[Exercise]
Write out all of the entries that follow, word for word, but skip the pictures.

[Materials provided]
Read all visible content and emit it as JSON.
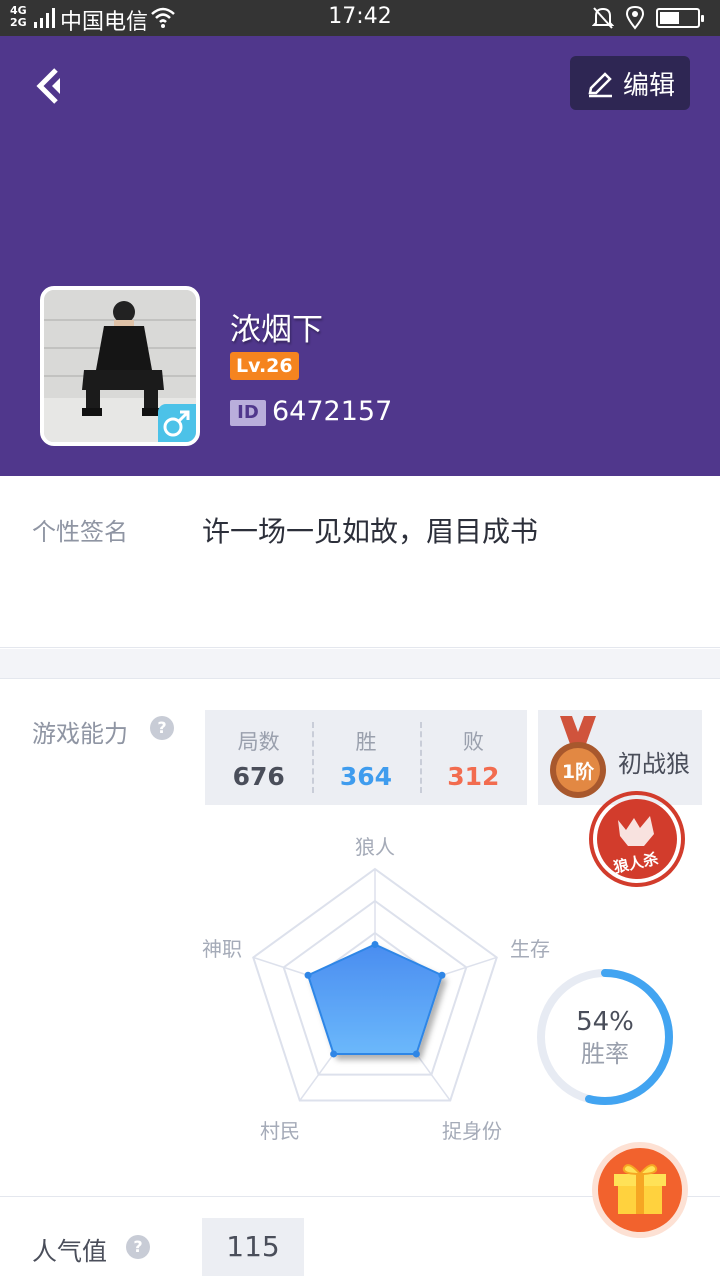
{
  "status_bar": {
    "network": "4G",
    "network2": "2G",
    "carrier": "中国电信",
    "time": "17:42",
    "battery_percent": 50
  },
  "header": {
    "edit_label": "编辑",
    "nickname": "浓烟下",
    "level": "Lv.26",
    "id_tag": "ID",
    "user_id": "6472157"
  },
  "signature": {
    "label": "个性签名",
    "text": "许一场一见如故，眉目成书"
  },
  "ability": {
    "label": "游戏能力",
    "help": "?",
    "stats": [
      {
        "label": "局数",
        "value": "676",
        "color": "#4a4e5a"
      },
      {
        "label": "胜",
        "value": "364",
        "color": "#3f9cee"
      },
      {
        "label": "败",
        "value": "312",
        "color": "#f26c4f"
      }
    ],
    "rank_badge": "1阶",
    "rank_name": "初战狼",
    "stamp_text": "狼人杀",
    "radar_axes": [
      "狼人",
      "生存",
      "捉身份",
      "村民",
      "神职"
    ],
    "radar_values": [
      0.41,
      0.55,
      0.55,
      0.55,
      0.55
    ],
    "win_rate": "54%",
    "win_rate_value": 0.54,
    "win_rate_label": "胜率"
  },
  "popularity": {
    "label": "人气值",
    "help": "?",
    "value": "115"
  },
  "colors": {
    "header_bg": "#50378c",
    "accent_blue": "#3f9cee",
    "level_orange": "#f5841f"
  }
}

[Reply to the task]
Read all visible content and emit it as JSON.
{
  "status_bar": {
    "network": "4G",
    "network2": "2G",
    "carrier": "中国电信",
    "time": "17:42",
    "battery_percent": 50
  },
  "header": {
    "edit_label": "编辑",
    "nickname": "浓烟下",
    "level": "Lv.26",
    "id_tag": "ID",
    "user_id": "6472157"
  },
  "signature": {
    "label": "个性签名",
    "text": "许一场一见如故，眉目成书"
  },
  "ability": {
    "label": "游戏能力",
    "help": "?",
    "stats": [
      {
        "label": "局数",
        "value": "676",
        "color": "#4a4e5a"
      },
      {
        "label": "胜",
        "value": "364",
        "color": "#3f9cee"
      },
      {
        "label": "败",
        "value": "312",
        "color": "#f26c4f"
      }
    ],
    "rank_badge": "1阶",
    "rank_name": "初战狼",
    "stamp_text": "狼人杀",
    "radar_axes": [
      "狼人",
      "生存",
      "捉身份",
      "村民",
      "神职"
    ],
    "radar_values": [
      0.41,
      0.55,
      0.55,
      0.55,
      0.55
    ],
    "win_rate": "54%",
    "win_rate_value": 0.54,
    "win_rate_label": "胜率"
  },
  "popularity": {
    "label": "人气值",
    "help": "?",
    "value": "115"
  },
  "colors": {
    "header_bg": "#50378c",
    "accent_blue": "#3f9cee",
    "level_orange": "#f5841f"
  }
}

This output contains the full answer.